*Record set*:
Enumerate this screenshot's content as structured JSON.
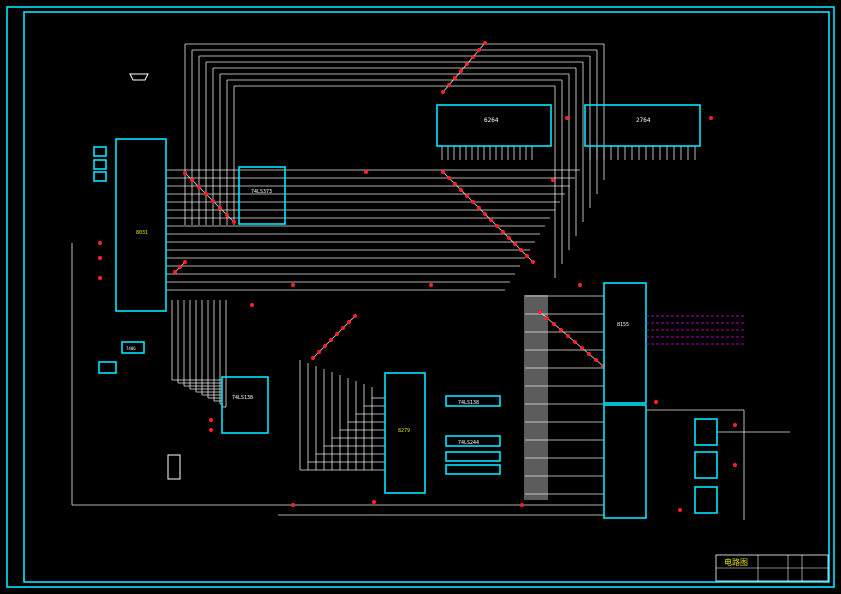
{
  "chips": {
    "cpu": "8031",
    "latch": "74LS373",
    "ram": "6264",
    "rom": "2764",
    "ppi": "8279",
    "timer": "8155",
    "adc": "74LS138",
    "dec1": "74LS138",
    "dec2": "74LS244",
    "reg": "7406"
  },
  "title_block": {
    "title": "电路图"
  }
}
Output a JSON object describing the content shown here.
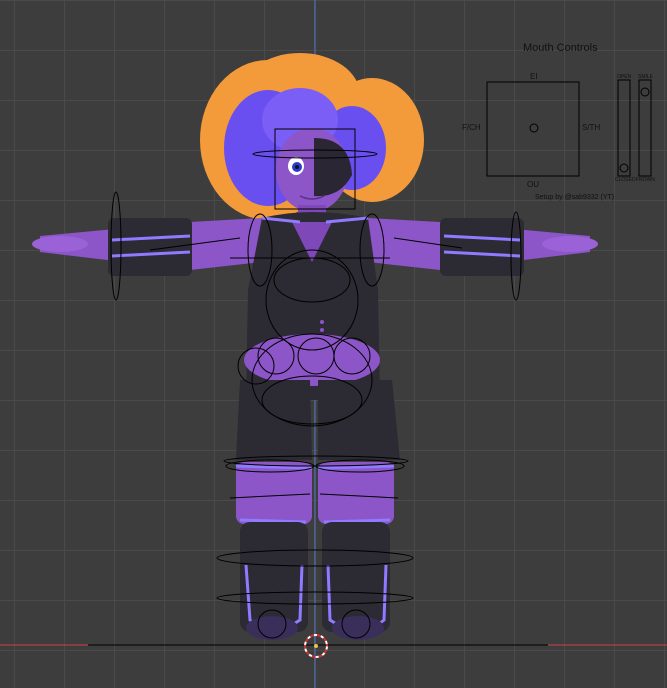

*What the task asks*: Return each line from the material above exactly, but not the pictures.

*Exercise answer*:
Enumerate this screenshot's content as structured JSON.
{
  "chips": {
    "cpu": "8031",
    "latch": "74LS373",
    "ram": "6264",
    "rom": "2764",
    "ppi": "8279",
    "timer": "8155",
    "adc": "74LS138",
    "dec1": "74LS138",
    "dec2": "74LS244",
    "reg": "7406"
  },
  "title_block": {
    "title": "电路图"
  }
}
Output a JSON object describing the content shown here.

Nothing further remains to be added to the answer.